**Direction:** From the listing below, pick out each line with the word "hour".

**Data excerpts:**
((

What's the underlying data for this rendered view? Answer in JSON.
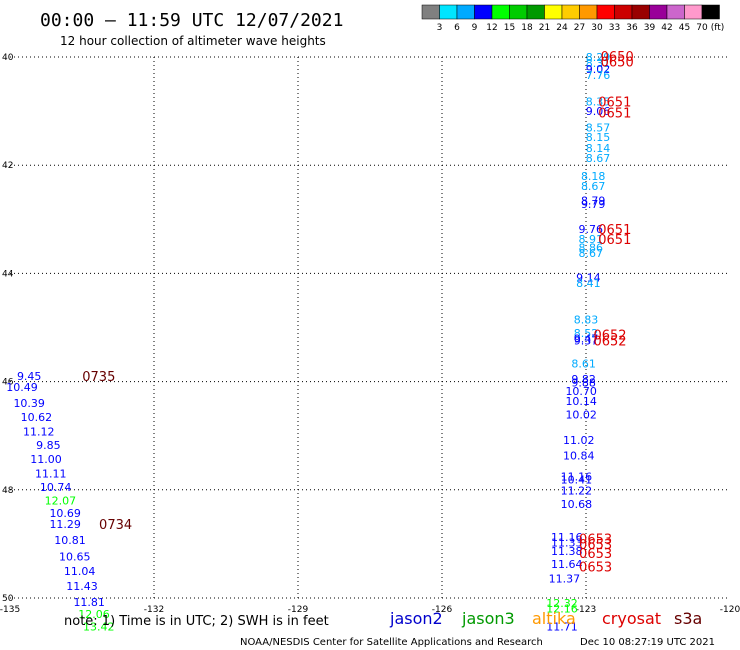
{
  "header": {
    "title": "00:00 – 11:59 UTC 12/07/2021",
    "subtitle": "12 hour collection of altimeter wave heights"
  },
  "color_scale": {
    "labels": [
      "3",
      "6",
      "9",
      "12",
      "15",
      "18",
      "21",
      "24",
      "27",
      "30",
      "33",
      "36",
      "39",
      "42",
      "45",
      "70"
    ],
    "unit": "(ft)",
    "colors": [
      "#808080",
      "#00e5ff",
      "#00aaff",
      "#0000ff",
      "#00ff00",
      "#00cc00",
      "#009900",
      "#ffff00",
      "#ffcc00",
      "#ff9900",
      "#ff0000",
      "#cc0000",
      "#990000",
      "#990099",
      "#cc66cc",
      "#ff99cc",
      "#000000"
    ]
  },
  "footer": {
    "note": "note: 1) Time is in UTC; 2) SWH is in feet",
    "credit": "NOAA/NESDIS Center for Satellite Applications and Research",
    "timestamp": "Dec 10 08:27:19 UTC 2021"
  },
  "legend": [
    {
      "name": "jason2",
      "color": "#0000cc"
    },
    {
      "name": "jason3",
      "color": "#009900"
    },
    {
      "name": "altika",
      "color": "#ff9900"
    },
    {
      "name": "cryosat",
      "color": "#dd0000"
    },
    {
      "name": "s3a",
      "color": "#660000"
    }
  ],
  "chart_data": {
    "type": "scatter",
    "title": "00:00 – 11:59 UTC 12/07/2021",
    "subtitle": "12 hour collection of altimeter wave heights",
    "xlim": [
      -135,
      -120
    ],
    "ylim": [
      40,
      50
    ],
    "y_inverted": true,
    "xticks": [
      "-135",
      "-132",
      "-129",
      "-126",
      "-123",
      "-120"
    ],
    "yticks": [
      "40",
      "42",
      "44",
      "46",
      "48",
      "50"
    ],
    "grid": true,
    "values": [
      {
        "lon": -122.75,
        "lat": 40.0,
        "v": "8.29",
        "color": "#00aaff"
      },
      {
        "lon": -122.75,
        "lat": 40.11,
        "v": "8.31",
        "color": "#00aaff"
      },
      {
        "lon": -122.75,
        "lat": 40.22,
        "v": "9.02",
        "color": "#0000ff"
      },
      {
        "lon": -122.75,
        "lat": 40.33,
        "v": "7.76",
        "color": "#00aaff"
      },
      {
        "lon": -122.75,
        "lat": 40.82,
        "v": "8.35",
        "color": "#00aaff"
      },
      {
        "lon": -122.75,
        "lat": 41.0,
        "v": "9.06",
        "color": "#0000ff"
      },
      {
        "lon": -122.75,
        "lat": 41.3,
        "v": "8.57",
        "color": "#00aaff"
      },
      {
        "lon": -122.75,
        "lat": 41.48,
        "v": "8.15",
        "color": "#00aaff"
      },
      {
        "lon": -122.75,
        "lat": 41.68,
        "v": "8.14",
        "color": "#00aaff"
      },
      {
        "lon": -122.75,
        "lat": 41.87,
        "v": "8.67",
        "color": "#00aaff"
      },
      {
        "lon": -122.85,
        "lat": 42.2,
        "v": "8.18",
        "color": "#00aaff"
      },
      {
        "lon": -122.85,
        "lat": 42.38,
        "v": "8.67",
        "color": "#00aaff"
      },
      {
        "lon": -122.85,
        "lat": 42.65,
        "v": "8.79",
        "color": "#0000ff"
      },
      {
        "lon": -122.85,
        "lat": 42.72,
        "v": "9.79",
        "color": "#0000ff"
      },
      {
        "lon": -122.9,
        "lat": 43.18,
        "v": "9.76",
        "color": "#0000ff"
      },
      {
        "lon": -122.9,
        "lat": 43.36,
        "v": "8.91",
        "color": "#00aaff"
      },
      {
        "lon": -122.9,
        "lat": 43.52,
        "v": "8.86",
        "color": "#00aaff"
      },
      {
        "lon": -122.9,
        "lat": 43.62,
        "v": "8.67",
        "color": "#00aaff"
      },
      {
        "lon": -122.95,
        "lat": 44.08,
        "v": "9.14",
        "color": "#0000ff"
      },
      {
        "lon": -122.95,
        "lat": 44.18,
        "v": "8.41",
        "color": "#00aaff"
      },
      {
        "lon": -123.0,
        "lat": 44.85,
        "v": "8.83",
        "color": "#00aaff"
      },
      {
        "lon": -123.0,
        "lat": 45.1,
        "v": "8.52",
        "color": "#00aaff"
      },
      {
        "lon": -123.0,
        "lat": 45.24,
        "v": "9.37",
        "color": "#0000ff"
      },
      {
        "lon": -123.0,
        "lat": 45.2,
        "v": "9.47",
        "color": "#0000ff"
      },
      {
        "lon": -123.05,
        "lat": 45.67,
        "v": "8.61",
        "color": "#00aaff"
      },
      {
        "lon": -123.05,
        "lat": 45.95,
        "v": "9.82",
        "color": "#0000ff"
      },
      {
        "lon": -123.05,
        "lat": 46.02,
        "v": "9.88",
        "color": "#0000ff"
      },
      {
        "lon": -123.1,
        "lat": 46.17,
        "v": "10.70",
        "color": "#0000ff"
      },
      {
        "lon": -123.1,
        "lat": 46.36,
        "v": "10.14",
        "color": "#0000ff"
      },
      {
        "lon": -123.1,
        "lat": 46.61,
        "v": "10.02",
        "color": "#0000ff"
      },
      {
        "lon": -123.15,
        "lat": 47.08,
        "v": "11.02",
        "color": "#0000ff"
      },
      {
        "lon": -123.15,
        "lat": 47.37,
        "v": "10.84",
        "color": "#0000ff"
      },
      {
        "lon": -123.2,
        "lat": 47.75,
        "v": "11.16",
        "color": "#0000ff"
      },
      {
        "lon": -123.2,
        "lat": 47.81,
        "v": "10.41",
        "color": "#0000ff"
      },
      {
        "lon": -123.2,
        "lat": 48.01,
        "v": "11.22",
        "color": "#0000ff"
      },
      {
        "lon": -123.2,
        "lat": 48.26,
        "v": "10.68",
        "color": "#0000ff"
      },
      {
        "lon": -123.4,
        "lat": 48.87,
        "v": "11.16",
        "color": "#0000ff"
      },
      {
        "lon": -123.4,
        "lat": 48.97,
        "v": "11.33",
        "color": "#0000ff"
      },
      {
        "lon": -123.4,
        "lat": 49.13,
        "v": "11.38",
        "color": "#0000ff"
      },
      {
        "lon": -123.4,
        "lat": 49.37,
        "v": "11.64",
        "color": "#0000ff"
      },
      {
        "lon": -123.45,
        "lat": 49.64,
        "v": "11.37",
        "color": "#0000ff"
      },
      {
        "lon": -123.5,
        "lat": 50.09,
        "v": "12.32",
        "color": "#00ff00"
      },
      {
        "lon": -123.5,
        "lat": 50.19,
        "v": "12.16",
        "color": "#00ff00"
      },
      {
        "lon": -123.5,
        "lat": 50.53,
        "v": "11.71",
        "color": "#0000ff"
      },
      {
        "lon": -134.6,
        "lat": 45.9,
        "v": "9.45",
        "color": "#0000ff"
      },
      {
        "lon": -134.75,
        "lat": 46.1,
        "v": "10.49",
        "color": "#0000ff"
      },
      {
        "lon": -134.6,
        "lat": 46.4,
        "v": "10.39",
        "color": "#0000ff"
      },
      {
        "lon": -134.45,
        "lat": 46.65,
        "v": "10.62",
        "color": "#0000ff"
      },
      {
        "lon": -134.4,
        "lat": 46.92,
        "v": "11.12",
        "color": "#0000ff"
      },
      {
        "lon": -134.2,
        "lat": 47.17,
        "v": "9.85",
        "color": "#0000ff"
      },
      {
        "lon": -134.25,
        "lat": 47.43,
        "v": "11.00",
        "color": "#0000ff"
      },
      {
        "lon": -134.15,
        "lat": 47.7,
        "v": "11.11",
        "color": "#0000ff"
      },
      {
        "lon": -134.05,
        "lat": 47.95,
        "v": "10.74",
        "color": "#0000ff"
      },
      {
        "lon": -133.95,
        "lat": 48.2,
        "v": "12.07",
        "color": "#00ff00"
      },
      {
        "lon": -133.85,
        "lat": 48.43,
        "v": "10.69",
        "color": "#0000ff"
      },
      {
        "lon": -133.85,
        "lat": 48.63,
        "v": "11.29",
        "color": "#0000ff"
      },
      {
        "lon": -133.75,
        "lat": 48.93,
        "v": "10.81",
        "color": "#0000ff"
      },
      {
        "lon": -133.65,
        "lat": 49.23,
        "v": "10.65",
        "color": "#0000ff"
      },
      {
        "lon": -133.55,
        "lat": 49.5,
        "v": "11.04",
        "color": "#0000ff"
      },
      {
        "lon": -133.5,
        "lat": 49.78,
        "v": "11.43",
        "color": "#0000ff"
      },
      {
        "lon": -133.35,
        "lat": 50.07,
        "v": "11.81",
        "color": "#0000ff"
      },
      {
        "lon": -133.25,
        "lat": 50.3,
        "v": "12.06",
        "color": "#00ff00"
      },
      {
        "lon": -133.15,
        "lat": 50.53,
        "v": "13.42",
        "color": "#00ff00"
      }
    ],
    "times": [
      {
        "lon": -122.35,
        "lat": 39.98,
        "t": "0650",
        "color": "#dd0000"
      },
      {
        "lon": -122.35,
        "lat": 40.08,
        "t": "0650",
        "color": "#dd0000"
      },
      {
        "lon": -122.4,
        "lat": 40.82,
        "t": "0651",
        "color": "#dd0000"
      },
      {
        "lon": -122.4,
        "lat": 41.03,
        "t": "0651",
        "color": "#dd0000"
      },
      {
        "lon": -122.4,
        "lat": 43.18,
        "t": "0651",
        "color": "#dd0000"
      },
      {
        "lon": -122.4,
        "lat": 43.36,
        "t": "0651",
        "color": "#dd0000"
      },
      {
        "lon": -122.5,
        "lat": 45.13,
        "t": "0652",
        "color": "#dd0000"
      },
      {
        "lon": -122.5,
        "lat": 45.24,
        "t": "0652",
        "color": "#dd0000"
      },
      {
        "lon": -122.8,
        "lat": 48.9,
        "t": "0653",
        "color": "#dd0000"
      },
      {
        "lon": -122.8,
        "lat": 49.0,
        "t": "0653",
        "color": "#dd0000"
      },
      {
        "lon": -122.8,
        "lat": 49.17,
        "t": "0653",
        "color": "#dd0000"
      },
      {
        "lon": -122.8,
        "lat": 49.42,
        "t": "0653",
        "color": "#dd0000"
      },
      {
        "lon": -133.15,
        "lat": 45.9,
        "t": "0735",
        "color": "#660000"
      },
      {
        "lon": -132.8,
        "lat": 48.63,
        "t": "0734",
        "color": "#660000"
      }
    ]
  }
}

))

**Expected output:**
    "subtitle": "12 hour collection of altimeter wave heights"
    "subtitle": "12 hour collection of altimeter wave heights",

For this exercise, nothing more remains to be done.